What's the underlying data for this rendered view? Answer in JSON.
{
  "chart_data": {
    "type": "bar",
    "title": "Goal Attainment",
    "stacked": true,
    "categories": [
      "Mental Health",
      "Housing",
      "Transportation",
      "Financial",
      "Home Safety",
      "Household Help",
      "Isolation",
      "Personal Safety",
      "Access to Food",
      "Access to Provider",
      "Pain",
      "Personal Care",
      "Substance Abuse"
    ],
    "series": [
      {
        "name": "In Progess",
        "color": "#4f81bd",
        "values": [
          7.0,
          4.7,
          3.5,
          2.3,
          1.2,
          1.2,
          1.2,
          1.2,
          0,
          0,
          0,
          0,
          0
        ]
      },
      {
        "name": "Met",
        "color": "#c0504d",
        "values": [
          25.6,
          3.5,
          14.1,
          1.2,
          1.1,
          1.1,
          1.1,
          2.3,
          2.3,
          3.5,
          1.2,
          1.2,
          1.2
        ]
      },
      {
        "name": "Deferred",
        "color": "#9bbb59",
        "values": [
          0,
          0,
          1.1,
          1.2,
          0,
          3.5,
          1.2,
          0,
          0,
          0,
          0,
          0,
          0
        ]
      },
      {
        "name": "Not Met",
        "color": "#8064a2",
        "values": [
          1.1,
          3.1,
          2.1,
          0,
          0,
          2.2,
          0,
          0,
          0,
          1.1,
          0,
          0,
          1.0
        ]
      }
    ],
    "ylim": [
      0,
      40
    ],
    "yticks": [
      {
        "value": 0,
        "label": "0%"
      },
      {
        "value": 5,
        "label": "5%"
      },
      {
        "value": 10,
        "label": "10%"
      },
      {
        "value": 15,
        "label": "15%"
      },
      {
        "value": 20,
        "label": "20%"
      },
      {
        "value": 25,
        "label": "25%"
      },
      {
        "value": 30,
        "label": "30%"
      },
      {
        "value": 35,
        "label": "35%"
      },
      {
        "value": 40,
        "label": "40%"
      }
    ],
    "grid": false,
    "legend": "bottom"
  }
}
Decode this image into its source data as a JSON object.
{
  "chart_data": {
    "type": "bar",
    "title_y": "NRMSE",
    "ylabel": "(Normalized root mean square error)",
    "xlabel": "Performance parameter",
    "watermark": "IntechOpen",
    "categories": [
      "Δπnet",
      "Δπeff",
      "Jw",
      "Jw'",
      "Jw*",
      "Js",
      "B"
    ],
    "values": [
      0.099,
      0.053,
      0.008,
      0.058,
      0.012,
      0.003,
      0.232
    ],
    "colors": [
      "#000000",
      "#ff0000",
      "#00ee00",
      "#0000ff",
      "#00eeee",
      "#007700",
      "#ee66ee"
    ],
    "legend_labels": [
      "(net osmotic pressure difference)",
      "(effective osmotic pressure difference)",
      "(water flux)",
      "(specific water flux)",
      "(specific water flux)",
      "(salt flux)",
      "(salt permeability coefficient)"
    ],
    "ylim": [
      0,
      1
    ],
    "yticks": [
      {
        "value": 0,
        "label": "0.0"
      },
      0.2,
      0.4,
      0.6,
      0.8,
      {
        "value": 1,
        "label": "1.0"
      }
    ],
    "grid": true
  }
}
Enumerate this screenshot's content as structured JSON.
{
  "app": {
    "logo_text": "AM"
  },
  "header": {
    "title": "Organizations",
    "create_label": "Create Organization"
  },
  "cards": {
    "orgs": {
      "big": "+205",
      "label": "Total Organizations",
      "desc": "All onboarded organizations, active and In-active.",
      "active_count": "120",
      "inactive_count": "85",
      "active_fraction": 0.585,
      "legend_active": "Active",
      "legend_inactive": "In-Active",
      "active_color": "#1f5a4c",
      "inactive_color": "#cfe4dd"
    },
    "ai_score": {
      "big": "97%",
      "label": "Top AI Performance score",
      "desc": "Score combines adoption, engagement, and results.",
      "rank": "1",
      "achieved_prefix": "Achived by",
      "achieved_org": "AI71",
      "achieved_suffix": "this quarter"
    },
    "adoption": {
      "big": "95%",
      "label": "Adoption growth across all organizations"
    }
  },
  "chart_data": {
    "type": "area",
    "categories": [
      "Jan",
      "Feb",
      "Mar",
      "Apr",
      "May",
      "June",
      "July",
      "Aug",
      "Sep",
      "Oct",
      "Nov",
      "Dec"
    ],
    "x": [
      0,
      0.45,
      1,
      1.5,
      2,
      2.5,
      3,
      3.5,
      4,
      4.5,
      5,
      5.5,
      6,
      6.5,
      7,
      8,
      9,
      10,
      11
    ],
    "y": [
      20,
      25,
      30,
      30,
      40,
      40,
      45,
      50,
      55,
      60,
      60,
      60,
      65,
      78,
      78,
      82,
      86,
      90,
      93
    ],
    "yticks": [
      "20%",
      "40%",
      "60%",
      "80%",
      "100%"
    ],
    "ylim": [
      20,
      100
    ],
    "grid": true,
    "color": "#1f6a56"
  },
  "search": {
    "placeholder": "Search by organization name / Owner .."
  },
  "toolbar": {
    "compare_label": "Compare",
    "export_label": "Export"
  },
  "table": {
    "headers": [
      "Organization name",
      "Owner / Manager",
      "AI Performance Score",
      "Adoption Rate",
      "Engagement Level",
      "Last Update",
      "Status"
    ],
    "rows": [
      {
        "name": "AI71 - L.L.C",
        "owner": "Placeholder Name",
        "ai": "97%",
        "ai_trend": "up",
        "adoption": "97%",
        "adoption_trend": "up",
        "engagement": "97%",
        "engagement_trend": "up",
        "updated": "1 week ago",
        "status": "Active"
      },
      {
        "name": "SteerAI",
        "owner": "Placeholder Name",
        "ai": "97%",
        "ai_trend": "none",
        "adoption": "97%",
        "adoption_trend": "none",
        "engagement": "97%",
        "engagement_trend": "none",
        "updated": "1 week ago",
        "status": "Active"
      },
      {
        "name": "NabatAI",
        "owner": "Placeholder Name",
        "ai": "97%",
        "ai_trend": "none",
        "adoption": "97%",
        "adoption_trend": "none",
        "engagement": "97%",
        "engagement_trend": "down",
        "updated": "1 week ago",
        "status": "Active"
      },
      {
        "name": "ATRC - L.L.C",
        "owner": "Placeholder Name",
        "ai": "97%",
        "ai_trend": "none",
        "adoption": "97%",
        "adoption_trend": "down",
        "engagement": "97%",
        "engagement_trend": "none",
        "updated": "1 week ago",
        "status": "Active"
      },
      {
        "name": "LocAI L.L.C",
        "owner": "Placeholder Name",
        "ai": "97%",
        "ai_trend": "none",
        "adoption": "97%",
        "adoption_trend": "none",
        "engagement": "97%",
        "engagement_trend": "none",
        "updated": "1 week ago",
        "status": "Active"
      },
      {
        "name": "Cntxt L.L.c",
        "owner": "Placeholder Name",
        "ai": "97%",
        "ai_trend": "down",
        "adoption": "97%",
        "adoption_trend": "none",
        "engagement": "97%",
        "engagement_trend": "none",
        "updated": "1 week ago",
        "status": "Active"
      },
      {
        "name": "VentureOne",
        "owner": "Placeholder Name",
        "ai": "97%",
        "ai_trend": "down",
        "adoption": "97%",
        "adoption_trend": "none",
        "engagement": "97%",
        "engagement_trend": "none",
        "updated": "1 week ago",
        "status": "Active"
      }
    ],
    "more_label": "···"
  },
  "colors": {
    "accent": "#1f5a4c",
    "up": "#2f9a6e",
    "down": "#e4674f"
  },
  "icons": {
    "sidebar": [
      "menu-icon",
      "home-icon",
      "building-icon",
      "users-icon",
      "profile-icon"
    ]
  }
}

*-*-*

* [What you are asked to do] Restate the whole listing exactly.

* [Expected output]
What's the underlying data for this rendered view? Answer in JSON.
{
  "chart_data": {
    "type": "bar",
    "title": "Goal Attainment",
    "stacked": true,
    "categories": [
      "Mental Health",
      "Housing",
      "Transportation",
      "Financial",
      "Home Safety",
      "Household Help",
      "Isolation",
      "Personal Safety",
      "Access to Food",
      "Access to Provider",
      "Pain",
      "Personal Care",
      "Substance Abuse"
    ],
    "series": [
      {
        "name": "In Progess",
        "color": "#4f81bd",
        "values": [
          7.0,
          4.7,
          3.5,
          2.3,
          1.2,
          1.2,
          1.2,
          1.2,
          0,
          0,
          0,
          0,
          0
        ]
      },
      {
        "name": "Met",
        "color": "#c0504d",
        "values": [
          25.6,
          3.5,
          14.1,
          1.2,
          1.1,
          1.1,
          1.1,
          2.3,
          2.3,
          3.5,
          1.2,
          1.2,
          1.2
        ]
      },
      {
        "name": "Deferred",
        "color": "#9bbb59",
        "values": [
          0,
          0,
          1.1,
          1.2,
          0,
          3.5,
          1.2,
          0,
          0,
          0,
          0,
          0,
          0
        ]
      },
      {
        "name": "Not Met",
        "color": "#8064a2",
        "values": [
          1.1,
          3.1,
          2.1,
          0,
          0,
          2.2,
          0,
          0,
          0,
          1.1,
          0,
          0,
          1.0
        ]
      }
    ],
    "ylim": [
      0,
      40
    ],
    "yticks": [
      {
        "value": 0,
        "label": "0%"
      },
      {
        "value": 5,
        "label": "5%"
      },
      {
        "value": 10,
        "label": "10%"
      },
      {
        "value": 15,
        "label": "15%"
      },
      {
        "value": 20,
        "label": "20%"
      },
      {
        "value": 25,
        "label": "25%"
      },
      {
        "value": 30,
        "label": "30%"
      },
      {
        "value": 35,
        "label": "35%"
      },
      {
        "value": 40,
        "label": "40%"
      }
    ],
    "grid": false,
    "legend": "bottom"
  }
}
Decode this image into its source data as a JSON object.
{
  "chart_data": {
    "type": "bar",
    "title_y": "NRMSE",
    "ylabel": "(Normalized root mean square error)",
    "xlabel": "Performance parameter",
    "watermark": "IntechOpen",
    "categories": [
      "Δπnet",
      "Δπeff",
      "Jw",
      "Jw'",
      "Jw*",
      "Js",
      "B"
    ],
    "values": [
      0.099,
      0.053,
      0.008,
      0.058,
      0.012,
      0.003,
      0.232
    ],
    "colors": [
      "#000000",
      "#ff0000",
      "#00ee00",
      "#0000ff",
      "#00eeee",
      "#007700",
      "#ee66ee"
    ],
    "legend_labels": [
      "(net osmotic pressure difference)",
      "(effective osmotic pressure difference)",
      "(water flux)",
      "(specific water flux)",
      "(specific water flux)",
      "(salt flux)",
      "(salt permeability coefficient)"
    ],
    "ylim": [
      0,
      1
    ],
    "yticks": [
      {
        "value": 0,
        "label": "0.0"
      },
      0.2,
      0.4,
      0.6,
      0.8,
      {
        "value": 1,
        "label": "1.0"
      }
    ],
    "grid": true
  }
}
Enumerate this screenshot's content as structured JSON.
{
  "app": {
    "logo_text": "AM"
  },
  "header": {
    "title": "Organizations",
    "create_label": "Create Organization"
  },
  "cards": {
    "orgs": {
      "big": "+205",
      "label": "Total Organizations",
      "desc": "All onboarded organizations, active and In-active.",
      "active_count": "120",
      "inactive_count": "85",
      "active_fraction": 0.585,
      "legend_active": "Active",
      "legend_inactive": "In-Active",
      "active_color": "#1f5a4c",
      "inactive_color": "#cfe4dd"
    },
    "ai_score": {
      "big": "97%",
      "label": "Top AI Performance score",
      "desc": "Score combines adoption, engagement, and results.",
      "rank": "1",
      "achieved_prefix": "Achived by",
      "achieved_org": "AI71",
      "achieved_suffix": "this quarter"
    },
    "adoption": {
      "big": "95%",
      "label": "Adoption growth across all organizations"
    }
  },
  "chart_data": {
    "type": "area",
    "categories": [
      "Jan",
      "Feb",
      "Mar",
      "Apr",
      "May",
      "June",
      "July",
      "Aug",
      "Sep",
      "Oct",
      "Nov",
      "Dec"
    ],
    "x": [
      0,
      0.45,
      1,
      1.5,
      2,
      2.5,
      3,
      3.5,
      4,
      4.5,
      5,
      5.5,
      6,
      6.5,
      7,
      8,
      9,
      10,
      11
    ],
    "y": [
      20,
      25,
      30,
      30,
      40,
      40,
      45,
      50,
      55,
      60,
      60,
      60,
      65,
      78,
      78,
      82,
      86,
      90,
      93
    ],
    "yticks": [
      "20%",
      "40%",
      "60%",
      "80%",
      "100%"
    ],
    "ylim": [
      20,
      100
    ],
    "grid": true,
    "color": "#1f6a56"
  },
  "search": {
    "placeholder": "Search by organization name / Owner .."
  },
  "toolbar": {
    "compare_label": "Compare",
    "export_label": "Export"
  },
  "table": {
    "headers": [
      "Organization name",
      "Owner / Manager",
      "AI Performance Score",
      "Adoption Rate",
      "Engagement Level",
      "Last Update",
      "Status"
    ],
    "rows": [
      {
        "name": "AI71 - L.L.C",
        "owner": "Placeholder Name",
        "ai": "97%",
        "ai_trend": "up",
        "adoption": "97%",
        "adoption_trend": "up",
        "engagement": "97%",
        "engagement_trend": "up",
        "updated": "1 week ago",
        "status": "Active"
      },
      {
        "name": "SteerAI",
        "owner": "Placeholder Name",
        "ai": "97%",
        "ai_trend": "none",
        "adoption": "97%",
        "adoption_trend": "none",
        "engagement": "97%",
        "engagement_trend": "none",
        "updated": "1 week ago",
        "status": "Active"
      },
      {
        "name": "NabatAI",
        "owner": "Placeholder Name",
        "ai": "97%",
        "ai_trend": "none",
        "adoption": "97%",
        "adoption_trend": "none",
        "engagement": "97%",
        "engagement_trend": "down",
        "updated": "1 week ago",
        "status": "Active"
      },
      {
        "name": "ATRC - L.L.C",
        "owner": "Placeholder Name",
        "ai": "97%",
        "ai_trend": "none",
        "adoption": "97%",
        "adoption_trend": "down",
        "engagement": "97%",
        "engagement_trend": "none",
        "updated": "1 week ago",
        "status": "Active"
      },
      {
        "name": "LocAI L.L.C",
        "owner": "Placeholder Name",
        "ai": "97%",
        "ai_trend": "none",
        "adoption": "97%",
        "adoption_trend": "none",
        "engagement": "97%",
        "engagement_trend": "none",
        "updated": "1 week ago",
        "status": "Active"
      },
      {
        "name": "Cntxt L.L.c",
        "owner": "Placeholder Name",
        "ai": "97%",
        "ai_trend": "down",
        "adoption": "97%",
        "adoption_trend": "none",
        "engagement": "97%",
        "engagement_trend": "none",
        "updated": "1 week ago",
        "status": "Active"
      },
      {
        "name": "VentureOne",
        "owner": "Placeholder Name",
        "ai": "97%",
        "ai_trend": "down",
        "adoption": "97%",
        "adoption_trend": "none",
        "engagement": "97%",
        "engagement_trend": "none",
        "updated": "1 week ago",
        "status": "Active"
      }
    ],
    "more_label": "···"
  },
  "colors": {
    "accent": "#1f5a4c",
    "up": "#2f9a6e",
    "down": "#e4674f"
  },
  "icons": {
    "sidebar": [
      "menu-icon",
      "home-icon",
      "building-icon",
      "users-icon",
      "profile-icon"
    ]
  }
}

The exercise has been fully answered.